Determine how many lines include the word "JSON", then give that number and nothing more.

········

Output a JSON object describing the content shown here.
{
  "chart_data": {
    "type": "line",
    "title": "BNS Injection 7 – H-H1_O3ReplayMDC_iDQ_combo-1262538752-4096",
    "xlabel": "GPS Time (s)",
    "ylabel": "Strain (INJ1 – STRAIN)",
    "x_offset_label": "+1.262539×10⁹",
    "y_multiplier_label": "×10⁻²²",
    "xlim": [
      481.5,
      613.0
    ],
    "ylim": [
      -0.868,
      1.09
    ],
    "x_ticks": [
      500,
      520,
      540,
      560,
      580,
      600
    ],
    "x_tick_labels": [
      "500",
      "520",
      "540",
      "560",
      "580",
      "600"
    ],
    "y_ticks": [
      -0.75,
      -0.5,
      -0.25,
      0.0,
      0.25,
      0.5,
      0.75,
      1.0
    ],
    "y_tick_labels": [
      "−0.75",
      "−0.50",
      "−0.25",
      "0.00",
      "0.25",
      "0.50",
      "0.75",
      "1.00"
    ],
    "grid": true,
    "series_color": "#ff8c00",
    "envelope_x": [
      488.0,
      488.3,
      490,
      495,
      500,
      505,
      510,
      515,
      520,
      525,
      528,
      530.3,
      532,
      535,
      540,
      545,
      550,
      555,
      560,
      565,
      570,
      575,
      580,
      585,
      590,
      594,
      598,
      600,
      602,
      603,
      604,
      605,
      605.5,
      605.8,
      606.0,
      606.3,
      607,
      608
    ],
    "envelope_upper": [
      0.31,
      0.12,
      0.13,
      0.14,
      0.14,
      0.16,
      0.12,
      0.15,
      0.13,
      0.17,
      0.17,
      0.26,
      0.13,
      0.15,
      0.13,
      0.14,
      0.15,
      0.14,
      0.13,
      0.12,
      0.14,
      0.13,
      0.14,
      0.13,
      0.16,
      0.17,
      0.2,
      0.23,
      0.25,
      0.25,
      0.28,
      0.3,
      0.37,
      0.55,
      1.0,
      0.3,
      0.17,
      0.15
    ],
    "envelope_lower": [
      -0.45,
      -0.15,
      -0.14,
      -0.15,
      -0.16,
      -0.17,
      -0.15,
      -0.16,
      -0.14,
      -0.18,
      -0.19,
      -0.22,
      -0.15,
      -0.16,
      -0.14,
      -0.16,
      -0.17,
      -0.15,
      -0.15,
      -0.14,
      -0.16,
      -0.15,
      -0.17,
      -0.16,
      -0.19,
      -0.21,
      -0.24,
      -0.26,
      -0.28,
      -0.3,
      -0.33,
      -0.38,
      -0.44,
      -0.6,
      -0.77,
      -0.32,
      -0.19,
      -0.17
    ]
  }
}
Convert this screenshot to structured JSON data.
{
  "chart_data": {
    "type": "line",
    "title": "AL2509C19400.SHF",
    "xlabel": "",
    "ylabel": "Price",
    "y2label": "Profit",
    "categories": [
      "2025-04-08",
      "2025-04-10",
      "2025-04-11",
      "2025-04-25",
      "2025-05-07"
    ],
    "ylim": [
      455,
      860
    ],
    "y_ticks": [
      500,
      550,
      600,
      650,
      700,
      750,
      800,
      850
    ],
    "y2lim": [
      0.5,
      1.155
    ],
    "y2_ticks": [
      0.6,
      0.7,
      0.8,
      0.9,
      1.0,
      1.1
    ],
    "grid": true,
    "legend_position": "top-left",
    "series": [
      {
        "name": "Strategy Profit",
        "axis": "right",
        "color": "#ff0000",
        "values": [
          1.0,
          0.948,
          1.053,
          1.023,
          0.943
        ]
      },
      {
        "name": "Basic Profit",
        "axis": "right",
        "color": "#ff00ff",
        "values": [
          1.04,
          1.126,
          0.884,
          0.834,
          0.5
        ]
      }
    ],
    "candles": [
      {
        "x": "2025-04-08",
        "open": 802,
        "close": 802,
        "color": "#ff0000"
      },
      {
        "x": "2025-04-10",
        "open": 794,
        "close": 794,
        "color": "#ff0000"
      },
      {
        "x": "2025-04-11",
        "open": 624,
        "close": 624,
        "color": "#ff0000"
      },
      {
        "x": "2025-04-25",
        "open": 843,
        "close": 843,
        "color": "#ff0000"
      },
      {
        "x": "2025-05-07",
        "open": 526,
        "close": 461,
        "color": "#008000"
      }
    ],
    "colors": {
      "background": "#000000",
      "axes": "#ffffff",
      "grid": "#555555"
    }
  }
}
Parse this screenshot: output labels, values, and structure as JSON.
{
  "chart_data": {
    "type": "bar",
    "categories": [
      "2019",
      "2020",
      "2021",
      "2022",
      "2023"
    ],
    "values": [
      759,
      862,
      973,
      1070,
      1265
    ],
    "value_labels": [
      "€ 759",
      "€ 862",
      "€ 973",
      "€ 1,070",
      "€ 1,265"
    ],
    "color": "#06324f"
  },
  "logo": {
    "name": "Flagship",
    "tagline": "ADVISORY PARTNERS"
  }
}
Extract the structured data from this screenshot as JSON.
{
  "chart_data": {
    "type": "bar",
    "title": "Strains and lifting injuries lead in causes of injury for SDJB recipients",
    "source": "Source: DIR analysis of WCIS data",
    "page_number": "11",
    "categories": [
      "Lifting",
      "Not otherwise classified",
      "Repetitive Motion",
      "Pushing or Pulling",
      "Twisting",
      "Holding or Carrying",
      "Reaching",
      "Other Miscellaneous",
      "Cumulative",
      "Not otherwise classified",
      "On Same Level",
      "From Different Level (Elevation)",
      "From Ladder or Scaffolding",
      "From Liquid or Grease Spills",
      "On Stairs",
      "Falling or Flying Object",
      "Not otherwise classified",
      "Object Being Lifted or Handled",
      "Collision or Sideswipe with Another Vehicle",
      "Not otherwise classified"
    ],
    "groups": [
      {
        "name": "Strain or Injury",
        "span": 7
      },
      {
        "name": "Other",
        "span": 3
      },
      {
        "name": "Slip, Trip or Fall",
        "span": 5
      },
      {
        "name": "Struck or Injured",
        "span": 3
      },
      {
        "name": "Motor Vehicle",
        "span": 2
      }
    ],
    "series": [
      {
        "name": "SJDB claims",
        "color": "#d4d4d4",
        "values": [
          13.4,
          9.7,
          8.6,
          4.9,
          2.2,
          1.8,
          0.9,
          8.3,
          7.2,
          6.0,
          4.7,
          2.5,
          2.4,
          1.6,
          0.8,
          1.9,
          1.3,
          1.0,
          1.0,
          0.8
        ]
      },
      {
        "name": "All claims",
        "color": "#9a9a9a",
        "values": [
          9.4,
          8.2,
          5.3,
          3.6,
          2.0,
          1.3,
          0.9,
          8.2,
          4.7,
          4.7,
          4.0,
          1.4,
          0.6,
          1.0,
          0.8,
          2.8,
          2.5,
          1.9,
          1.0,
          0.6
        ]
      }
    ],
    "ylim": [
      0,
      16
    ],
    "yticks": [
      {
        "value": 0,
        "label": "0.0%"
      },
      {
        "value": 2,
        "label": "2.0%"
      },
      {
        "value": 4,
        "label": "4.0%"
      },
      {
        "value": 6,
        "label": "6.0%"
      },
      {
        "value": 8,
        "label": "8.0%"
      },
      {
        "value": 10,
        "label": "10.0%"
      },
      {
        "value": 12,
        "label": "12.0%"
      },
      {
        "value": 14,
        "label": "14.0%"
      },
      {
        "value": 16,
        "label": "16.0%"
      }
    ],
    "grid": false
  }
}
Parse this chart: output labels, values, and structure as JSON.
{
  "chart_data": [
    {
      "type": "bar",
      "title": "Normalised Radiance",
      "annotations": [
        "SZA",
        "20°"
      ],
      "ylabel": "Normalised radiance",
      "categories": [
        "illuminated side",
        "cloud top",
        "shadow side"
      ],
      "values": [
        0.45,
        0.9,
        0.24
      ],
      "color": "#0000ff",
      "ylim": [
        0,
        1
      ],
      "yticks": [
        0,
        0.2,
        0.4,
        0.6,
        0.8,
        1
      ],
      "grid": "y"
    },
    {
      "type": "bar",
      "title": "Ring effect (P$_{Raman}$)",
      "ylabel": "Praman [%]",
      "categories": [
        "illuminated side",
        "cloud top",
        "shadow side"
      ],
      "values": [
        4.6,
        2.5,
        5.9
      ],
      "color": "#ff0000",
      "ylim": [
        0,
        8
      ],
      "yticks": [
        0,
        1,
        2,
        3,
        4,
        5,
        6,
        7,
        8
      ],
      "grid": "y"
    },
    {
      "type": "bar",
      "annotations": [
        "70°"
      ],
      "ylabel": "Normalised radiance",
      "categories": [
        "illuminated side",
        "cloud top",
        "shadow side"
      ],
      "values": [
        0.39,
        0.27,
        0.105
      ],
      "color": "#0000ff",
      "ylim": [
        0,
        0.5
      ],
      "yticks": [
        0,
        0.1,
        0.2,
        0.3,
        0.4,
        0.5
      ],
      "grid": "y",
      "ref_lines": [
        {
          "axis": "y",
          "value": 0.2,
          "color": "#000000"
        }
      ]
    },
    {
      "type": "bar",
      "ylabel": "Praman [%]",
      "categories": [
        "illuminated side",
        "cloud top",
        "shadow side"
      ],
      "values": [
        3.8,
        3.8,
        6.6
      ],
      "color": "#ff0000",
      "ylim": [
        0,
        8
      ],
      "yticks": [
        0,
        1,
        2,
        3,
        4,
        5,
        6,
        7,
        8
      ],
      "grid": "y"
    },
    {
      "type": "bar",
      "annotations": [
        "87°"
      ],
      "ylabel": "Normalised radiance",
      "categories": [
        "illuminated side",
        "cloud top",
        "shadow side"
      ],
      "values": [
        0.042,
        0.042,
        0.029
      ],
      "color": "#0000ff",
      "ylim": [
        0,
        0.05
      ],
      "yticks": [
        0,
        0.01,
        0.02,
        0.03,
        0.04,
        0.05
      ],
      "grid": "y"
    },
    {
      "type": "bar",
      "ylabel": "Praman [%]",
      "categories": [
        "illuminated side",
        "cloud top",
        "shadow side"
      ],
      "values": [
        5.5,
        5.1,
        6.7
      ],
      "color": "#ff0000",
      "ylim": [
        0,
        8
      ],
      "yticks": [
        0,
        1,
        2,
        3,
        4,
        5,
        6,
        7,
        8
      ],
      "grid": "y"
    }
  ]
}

········

Reply
5